> **Exercise**: Go through the records and give each one again exactly.

> **Material to process**:
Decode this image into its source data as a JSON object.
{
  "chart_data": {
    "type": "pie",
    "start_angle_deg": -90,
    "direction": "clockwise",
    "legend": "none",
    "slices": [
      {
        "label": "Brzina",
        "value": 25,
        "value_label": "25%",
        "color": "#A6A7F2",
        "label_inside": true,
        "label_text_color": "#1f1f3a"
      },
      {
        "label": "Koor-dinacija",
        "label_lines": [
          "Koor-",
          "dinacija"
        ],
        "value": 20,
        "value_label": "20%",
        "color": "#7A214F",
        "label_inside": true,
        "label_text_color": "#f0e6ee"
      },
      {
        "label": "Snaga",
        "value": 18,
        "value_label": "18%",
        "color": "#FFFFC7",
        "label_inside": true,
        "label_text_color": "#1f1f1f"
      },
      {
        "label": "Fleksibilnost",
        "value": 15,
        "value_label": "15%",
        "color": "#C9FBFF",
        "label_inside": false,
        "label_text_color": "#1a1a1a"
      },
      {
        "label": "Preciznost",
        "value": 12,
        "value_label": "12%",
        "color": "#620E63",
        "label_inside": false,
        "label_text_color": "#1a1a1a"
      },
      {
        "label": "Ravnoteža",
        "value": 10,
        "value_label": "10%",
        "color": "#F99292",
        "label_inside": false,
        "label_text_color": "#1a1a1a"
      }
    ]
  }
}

> **Full response**:
Decode this image into its source data as a JSON object.
{
  "chart_data": {
    "type": "pie",
    "start_angle_deg": -90,
    "direction": "clockwise",
    "legend": "none",
    "slices": [
      {
        "label": "Brzina",
        "value": 25,
        "value_label": "25%",
        "color": "#A6A7F2",
        "label_inside": true,
        "label_text_color": "#1f1f3a"
      },
      {
        "label": "Koor-dinacija",
        "label_lines": [
          "Koor-",
          "dinacija"
        ],
        "value": 20,
        "value_label": "20%",
        "color": "#7A214F",
        "label_inside": true,
        "label_text_color": "#f0e6ee"
      },
      {
        "label": "Snaga",
        "value": 18,
        "value_label": "18%",
        "color": "#FFFFC7",
        "label_inside": true,
        "label_text_color": "#1f1f1f"
      },
      {
        "label": "Fleksibilnost",
        "value": 15,
        "value_label": "15%",
        "color": "#C9FBFF",
        "label_inside": false,
        "label_text_color": "#1a1a1a"
      },
      {
        "label": "Preciznost",
        "value": 12,
        "value_label": "12%",
        "color": "#620E63",
        "label_inside": false,
        "label_text_color": "#1a1a1a"
      },
      {
        "label": "Ravnoteža",
        "value": 10,
        "value_label": "10%",
        "color": "#F99292",
        "label_inside": false,
        "label_text_color": "#1a1a1a"
      }
    ]
  }
}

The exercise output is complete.